Given problem
Using the records below, locate all lines containing "description" and return them.

Supplied data
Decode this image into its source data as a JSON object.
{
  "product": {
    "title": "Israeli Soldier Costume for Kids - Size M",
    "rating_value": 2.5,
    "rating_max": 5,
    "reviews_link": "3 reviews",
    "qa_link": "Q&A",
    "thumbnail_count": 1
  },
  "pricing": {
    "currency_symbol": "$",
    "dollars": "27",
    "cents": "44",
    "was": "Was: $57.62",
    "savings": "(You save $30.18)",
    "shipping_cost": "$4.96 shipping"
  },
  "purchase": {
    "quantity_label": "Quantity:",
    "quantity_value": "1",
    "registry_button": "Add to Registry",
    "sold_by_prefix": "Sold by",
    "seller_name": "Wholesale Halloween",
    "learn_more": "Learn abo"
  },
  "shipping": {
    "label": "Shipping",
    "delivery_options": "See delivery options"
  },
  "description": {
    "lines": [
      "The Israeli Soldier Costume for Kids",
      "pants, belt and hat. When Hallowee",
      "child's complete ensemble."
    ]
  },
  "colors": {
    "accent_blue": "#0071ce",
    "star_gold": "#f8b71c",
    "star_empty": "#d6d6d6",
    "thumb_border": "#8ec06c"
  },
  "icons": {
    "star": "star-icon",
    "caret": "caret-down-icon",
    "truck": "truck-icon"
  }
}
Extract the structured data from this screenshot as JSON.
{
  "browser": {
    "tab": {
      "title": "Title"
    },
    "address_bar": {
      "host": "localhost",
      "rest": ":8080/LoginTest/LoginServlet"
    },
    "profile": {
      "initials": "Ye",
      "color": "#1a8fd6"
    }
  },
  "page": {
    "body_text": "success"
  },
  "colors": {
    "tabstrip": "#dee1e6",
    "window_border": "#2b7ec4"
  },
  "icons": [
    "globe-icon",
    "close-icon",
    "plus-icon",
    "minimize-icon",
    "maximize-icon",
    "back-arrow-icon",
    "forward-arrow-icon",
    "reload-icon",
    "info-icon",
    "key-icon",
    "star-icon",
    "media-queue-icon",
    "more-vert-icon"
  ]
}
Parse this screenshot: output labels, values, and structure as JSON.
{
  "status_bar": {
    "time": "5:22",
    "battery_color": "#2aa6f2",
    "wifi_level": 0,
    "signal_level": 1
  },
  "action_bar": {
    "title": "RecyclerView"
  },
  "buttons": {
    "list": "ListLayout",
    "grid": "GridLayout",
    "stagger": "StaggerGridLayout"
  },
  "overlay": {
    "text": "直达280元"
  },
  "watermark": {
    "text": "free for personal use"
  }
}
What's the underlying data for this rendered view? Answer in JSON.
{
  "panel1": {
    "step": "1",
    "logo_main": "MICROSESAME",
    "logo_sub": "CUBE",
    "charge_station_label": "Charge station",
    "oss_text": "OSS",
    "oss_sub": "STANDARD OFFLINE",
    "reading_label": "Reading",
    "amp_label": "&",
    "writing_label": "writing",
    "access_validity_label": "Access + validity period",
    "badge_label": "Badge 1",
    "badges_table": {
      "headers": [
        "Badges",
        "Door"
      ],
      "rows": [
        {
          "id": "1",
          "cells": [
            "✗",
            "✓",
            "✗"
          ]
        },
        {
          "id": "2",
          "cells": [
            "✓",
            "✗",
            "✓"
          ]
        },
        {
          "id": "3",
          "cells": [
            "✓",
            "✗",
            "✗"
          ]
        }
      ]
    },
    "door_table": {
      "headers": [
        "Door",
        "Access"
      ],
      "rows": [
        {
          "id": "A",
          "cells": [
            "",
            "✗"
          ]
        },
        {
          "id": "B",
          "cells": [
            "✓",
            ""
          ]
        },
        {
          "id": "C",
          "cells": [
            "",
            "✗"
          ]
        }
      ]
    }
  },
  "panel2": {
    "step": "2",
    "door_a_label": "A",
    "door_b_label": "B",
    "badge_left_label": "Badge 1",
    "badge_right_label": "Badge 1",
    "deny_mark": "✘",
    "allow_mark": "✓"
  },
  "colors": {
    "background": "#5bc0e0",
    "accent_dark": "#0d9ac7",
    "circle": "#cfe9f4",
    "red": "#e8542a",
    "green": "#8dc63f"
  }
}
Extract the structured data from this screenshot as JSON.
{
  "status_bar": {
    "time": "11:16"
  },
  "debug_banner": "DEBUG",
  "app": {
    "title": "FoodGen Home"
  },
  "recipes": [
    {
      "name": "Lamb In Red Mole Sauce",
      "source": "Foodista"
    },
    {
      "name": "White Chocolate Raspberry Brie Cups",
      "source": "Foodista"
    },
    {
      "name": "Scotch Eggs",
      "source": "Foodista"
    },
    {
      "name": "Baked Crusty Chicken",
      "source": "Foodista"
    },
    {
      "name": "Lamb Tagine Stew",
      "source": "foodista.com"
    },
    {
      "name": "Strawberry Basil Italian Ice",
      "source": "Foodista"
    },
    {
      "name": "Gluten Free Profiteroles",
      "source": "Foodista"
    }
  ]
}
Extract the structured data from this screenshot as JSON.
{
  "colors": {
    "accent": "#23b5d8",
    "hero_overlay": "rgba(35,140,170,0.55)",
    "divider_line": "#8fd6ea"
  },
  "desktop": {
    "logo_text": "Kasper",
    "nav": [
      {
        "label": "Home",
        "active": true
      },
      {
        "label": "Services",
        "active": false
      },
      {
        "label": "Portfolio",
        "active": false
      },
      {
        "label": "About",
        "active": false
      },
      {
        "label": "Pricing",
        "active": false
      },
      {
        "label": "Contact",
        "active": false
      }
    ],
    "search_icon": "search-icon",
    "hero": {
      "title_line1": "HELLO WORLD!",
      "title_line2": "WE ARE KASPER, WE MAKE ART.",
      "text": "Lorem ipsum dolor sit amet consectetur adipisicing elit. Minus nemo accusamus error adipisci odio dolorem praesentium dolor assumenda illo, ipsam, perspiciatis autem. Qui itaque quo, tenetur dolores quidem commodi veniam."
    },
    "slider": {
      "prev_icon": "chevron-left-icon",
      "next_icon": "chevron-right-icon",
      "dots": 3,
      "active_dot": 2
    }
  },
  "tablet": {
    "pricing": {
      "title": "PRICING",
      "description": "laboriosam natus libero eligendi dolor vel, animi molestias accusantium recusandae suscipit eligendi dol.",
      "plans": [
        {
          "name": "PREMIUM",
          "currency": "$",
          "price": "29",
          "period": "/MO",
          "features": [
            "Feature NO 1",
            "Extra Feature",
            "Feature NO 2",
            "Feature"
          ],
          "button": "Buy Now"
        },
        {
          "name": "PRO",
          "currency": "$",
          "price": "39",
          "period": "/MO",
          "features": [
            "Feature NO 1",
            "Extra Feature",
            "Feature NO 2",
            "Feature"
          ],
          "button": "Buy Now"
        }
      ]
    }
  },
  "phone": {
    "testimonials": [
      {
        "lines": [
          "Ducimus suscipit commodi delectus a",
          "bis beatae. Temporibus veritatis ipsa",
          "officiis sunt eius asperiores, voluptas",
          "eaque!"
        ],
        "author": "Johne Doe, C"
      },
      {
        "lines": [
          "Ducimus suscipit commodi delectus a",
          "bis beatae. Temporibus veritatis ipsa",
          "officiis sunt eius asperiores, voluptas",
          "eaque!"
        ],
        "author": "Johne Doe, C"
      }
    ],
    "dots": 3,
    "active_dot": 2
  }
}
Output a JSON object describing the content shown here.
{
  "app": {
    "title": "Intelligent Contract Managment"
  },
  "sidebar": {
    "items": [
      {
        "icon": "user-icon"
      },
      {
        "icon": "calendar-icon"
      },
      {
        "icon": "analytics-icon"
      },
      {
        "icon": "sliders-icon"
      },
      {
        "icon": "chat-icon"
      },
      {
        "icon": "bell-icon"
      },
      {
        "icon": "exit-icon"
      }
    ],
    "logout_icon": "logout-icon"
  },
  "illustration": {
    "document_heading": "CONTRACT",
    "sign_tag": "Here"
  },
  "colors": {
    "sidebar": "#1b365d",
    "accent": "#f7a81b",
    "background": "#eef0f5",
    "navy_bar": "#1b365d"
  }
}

Final result
  "description": {
      "description": "laboriosam natus libero eligendi dolor vel, animi molestias accusantium recusandae suscipit eligendi dol.",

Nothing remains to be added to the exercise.